* [WRITTEN INSTRUCTION]:
Without the pictures, reproduce the records that follow exactly.

* [RECORDS FOR THIS TASK]:
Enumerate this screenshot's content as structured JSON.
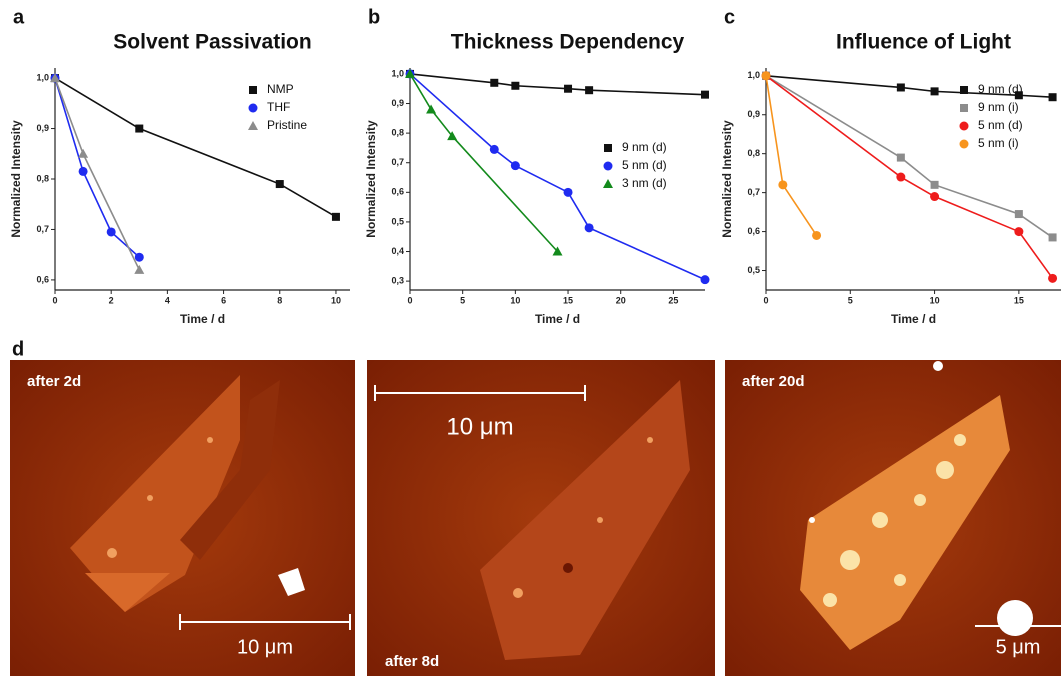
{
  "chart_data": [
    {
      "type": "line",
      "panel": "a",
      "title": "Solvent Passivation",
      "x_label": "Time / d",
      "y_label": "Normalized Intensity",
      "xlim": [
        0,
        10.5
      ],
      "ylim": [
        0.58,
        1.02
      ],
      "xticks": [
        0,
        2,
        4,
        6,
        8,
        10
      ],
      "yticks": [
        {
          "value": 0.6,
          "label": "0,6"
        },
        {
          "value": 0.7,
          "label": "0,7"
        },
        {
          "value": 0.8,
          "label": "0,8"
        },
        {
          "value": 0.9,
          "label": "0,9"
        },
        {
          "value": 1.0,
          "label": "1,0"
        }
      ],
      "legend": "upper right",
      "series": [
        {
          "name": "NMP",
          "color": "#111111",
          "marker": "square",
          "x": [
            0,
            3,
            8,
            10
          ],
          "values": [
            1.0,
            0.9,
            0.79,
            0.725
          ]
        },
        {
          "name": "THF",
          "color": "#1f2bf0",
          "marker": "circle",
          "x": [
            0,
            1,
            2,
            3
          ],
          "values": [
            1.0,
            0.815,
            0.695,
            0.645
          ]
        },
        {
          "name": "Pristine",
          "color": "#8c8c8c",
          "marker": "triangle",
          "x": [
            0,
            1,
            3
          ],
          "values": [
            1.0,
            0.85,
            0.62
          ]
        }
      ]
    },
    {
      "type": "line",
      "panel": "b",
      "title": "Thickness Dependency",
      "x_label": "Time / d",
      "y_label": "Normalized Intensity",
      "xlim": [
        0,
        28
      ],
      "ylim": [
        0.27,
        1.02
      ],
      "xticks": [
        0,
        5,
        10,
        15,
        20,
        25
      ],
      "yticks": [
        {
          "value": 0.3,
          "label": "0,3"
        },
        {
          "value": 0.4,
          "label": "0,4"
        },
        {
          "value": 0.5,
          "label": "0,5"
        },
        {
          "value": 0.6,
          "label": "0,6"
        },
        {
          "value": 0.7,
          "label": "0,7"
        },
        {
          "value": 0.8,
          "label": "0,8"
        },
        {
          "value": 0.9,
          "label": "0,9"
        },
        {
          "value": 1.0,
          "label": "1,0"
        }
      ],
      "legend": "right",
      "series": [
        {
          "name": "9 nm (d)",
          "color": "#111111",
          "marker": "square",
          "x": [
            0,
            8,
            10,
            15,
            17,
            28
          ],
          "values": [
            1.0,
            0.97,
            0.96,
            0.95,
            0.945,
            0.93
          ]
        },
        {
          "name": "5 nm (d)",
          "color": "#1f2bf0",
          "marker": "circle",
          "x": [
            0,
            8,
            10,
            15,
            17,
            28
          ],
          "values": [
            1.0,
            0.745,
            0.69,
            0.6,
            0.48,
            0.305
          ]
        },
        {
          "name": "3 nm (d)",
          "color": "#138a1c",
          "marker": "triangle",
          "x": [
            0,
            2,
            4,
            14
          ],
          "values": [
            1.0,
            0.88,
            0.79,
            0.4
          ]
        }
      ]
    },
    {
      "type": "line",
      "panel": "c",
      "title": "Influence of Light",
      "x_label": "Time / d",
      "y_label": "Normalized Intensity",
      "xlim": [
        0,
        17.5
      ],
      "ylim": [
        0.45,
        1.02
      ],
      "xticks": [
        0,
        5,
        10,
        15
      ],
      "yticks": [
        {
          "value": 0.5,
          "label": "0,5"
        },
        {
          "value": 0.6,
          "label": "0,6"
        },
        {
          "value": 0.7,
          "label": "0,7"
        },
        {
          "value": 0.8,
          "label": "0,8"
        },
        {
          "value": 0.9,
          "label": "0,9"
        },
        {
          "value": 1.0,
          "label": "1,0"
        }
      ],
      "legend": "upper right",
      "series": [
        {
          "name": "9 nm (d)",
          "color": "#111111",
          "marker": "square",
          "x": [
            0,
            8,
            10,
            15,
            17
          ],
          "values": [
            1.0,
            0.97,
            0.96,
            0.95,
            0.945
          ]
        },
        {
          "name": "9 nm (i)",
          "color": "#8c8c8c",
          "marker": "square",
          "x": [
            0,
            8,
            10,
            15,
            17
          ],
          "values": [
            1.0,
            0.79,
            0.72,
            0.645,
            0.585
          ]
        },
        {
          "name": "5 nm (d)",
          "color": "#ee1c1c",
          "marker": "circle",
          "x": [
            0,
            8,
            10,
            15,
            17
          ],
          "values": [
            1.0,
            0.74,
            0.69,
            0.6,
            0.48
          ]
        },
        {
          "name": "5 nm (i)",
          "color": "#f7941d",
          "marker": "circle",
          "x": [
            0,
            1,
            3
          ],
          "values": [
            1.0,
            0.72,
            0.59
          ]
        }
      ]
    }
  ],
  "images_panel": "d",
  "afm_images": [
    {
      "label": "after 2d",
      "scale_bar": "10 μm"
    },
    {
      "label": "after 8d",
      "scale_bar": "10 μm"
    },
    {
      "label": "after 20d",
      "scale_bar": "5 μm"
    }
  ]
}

* [WRITTEN ANSWER]:
Enumerate this screenshot's content as structured JSON.
{
  "chart_data": [
    {
      "type": "line",
      "panel": "a",
      "title": "Solvent Passivation",
      "x_label": "Time / d",
      "y_label": "Normalized Intensity",
      "xlim": [
        0,
        10.5
      ],
      "ylim": [
        0.58,
        1.02
      ],
      "xticks": [
        0,
        2,
        4,
        6,
        8,
        10
      ],
      "yticks": [
        {
          "value": 0.6,
          "label": "0,6"
        },
        {
          "value": 0.7,
          "label": "0,7"
        },
        {
          "value": 0.8,
          "label": "0,8"
        },
        {
          "value": 0.9,
          "label": "0,9"
        },
        {
          "value": 1.0,
          "label": "1,0"
        }
      ],
      "legend": "upper right",
      "series": [
        {
          "name": "NMP",
          "color": "#111111",
          "marker": "square",
          "x": [
            0,
            3,
            8,
            10
          ],
          "values": [
            1.0,
            0.9,
            0.79,
            0.725
          ]
        },
        {
          "name": "THF",
          "color": "#1f2bf0",
          "marker": "circle",
          "x": [
            0,
            1,
            2,
            3
          ],
          "values": [
            1.0,
            0.815,
            0.695,
            0.645
          ]
        },
        {
          "name": "Pristine",
          "color": "#8c8c8c",
          "marker": "triangle",
          "x": [
            0,
            1,
            3
          ],
          "values": [
            1.0,
            0.85,
            0.62
          ]
        }
      ]
    },
    {
      "type": "line",
      "panel": "b",
      "title": "Thickness Dependency",
      "x_label": "Time / d",
      "y_label": "Normalized Intensity",
      "xlim": [
        0,
        28
      ],
      "ylim": [
        0.27,
        1.02
      ],
      "xticks": [
        0,
        5,
        10,
        15,
        20,
        25
      ],
      "yticks": [
        {
          "value": 0.3,
          "label": "0,3"
        },
        {
          "value": 0.4,
          "label": "0,4"
        },
        {
          "value": 0.5,
          "label": "0,5"
        },
        {
          "value": 0.6,
          "label": "0,6"
        },
        {
          "value": 0.7,
          "label": "0,7"
        },
        {
          "value": 0.8,
          "label": "0,8"
        },
        {
          "value": 0.9,
          "label": "0,9"
        },
        {
          "value": 1.0,
          "label": "1,0"
        }
      ],
      "legend": "right",
      "series": [
        {
          "name": "9 nm (d)",
          "color": "#111111",
          "marker": "square",
          "x": [
            0,
            8,
            10,
            15,
            17,
            28
          ],
          "values": [
            1.0,
            0.97,
            0.96,
            0.95,
            0.945,
            0.93
          ]
        },
        {
          "name": "5 nm (d)",
          "color": "#1f2bf0",
          "marker": "circle",
          "x": [
            0,
            8,
            10,
            15,
            17,
            28
          ],
          "values": [
            1.0,
            0.745,
            0.69,
            0.6,
            0.48,
            0.305
          ]
        },
        {
          "name": "3 nm (d)",
          "color": "#138a1c",
          "marker": "triangle",
          "x": [
            0,
            2,
            4,
            14
          ],
          "values": [
            1.0,
            0.88,
            0.79,
            0.4
          ]
        }
      ]
    },
    {
      "type": "line",
      "panel": "c",
      "title": "Influence of Light",
      "x_label": "Time / d",
      "y_label": "Normalized Intensity",
      "xlim": [
        0,
        17.5
      ],
      "ylim": [
        0.45,
        1.02
      ],
      "xticks": [
        0,
        5,
        10,
        15
      ],
      "yticks": [
        {
          "value": 0.5,
          "label": "0,5"
        },
        {
          "value": 0.6,
          "label": "0,6"
        },
        {
          "value": 0.7,
          "label": "0,7"
        },
        {
          "value": 0.8,
          "label": "0,8"
        },
        {
          "value": 0.9,
          "label": "0,9"
        },
        {
          "value": 1.0,
          "label": "1,0"
        }
      ],
      "legend": "upper right",
      "series": [
        {
          "name": "9 nm (d)",
          "color": "#111111",
          "marker": "square",
          "x": [
            0,
            8,
            10,
            15,
            17
          ],
          "values": [
            1.0,
            0.97,
            0.96,
            0.95,
            0.945
          ]
        },
        {
          "name": "9 nm (i)",
          "color": "#8c8c8c",
          "marker": "square",
          "x": [
            0,
            8,
            10,
            15,
            17
          ],
          "values": [
            1.0,
            0.79,
            0.72,
            0.645,
            0.585
          ]
        },
        {
          "name": "5 nm (d)",
          "color": "#ee1c1c",
          "marker": "circle",
          "x": [
            0,
            8,
            10,
            15,
            17
          ],
          "values": [
            1.0,
            0.74,
            0.69,
            0.6,
            0.48
          ]
        },
        {
          "name": "5 nm (i)",
          "color": "#f7941d",
          "marker": "circle",
          "x": [
            0,
            1,
            3
          ],
          "values": [
            1.0,
            0.72,
            0.59
          ]
        }
      ]
    }
  ],
  "images_panel": "d",
  "afm_images": [
    {
      "label": "after 2d",
      "scale_bar": "10 μm"
    },
    {
      "label": "after 8d",
      "scale_bar": "10 μm"
    },
    {
      "label": "after 20d",
      "scale_bar": "5 μm"
    }
  ]
}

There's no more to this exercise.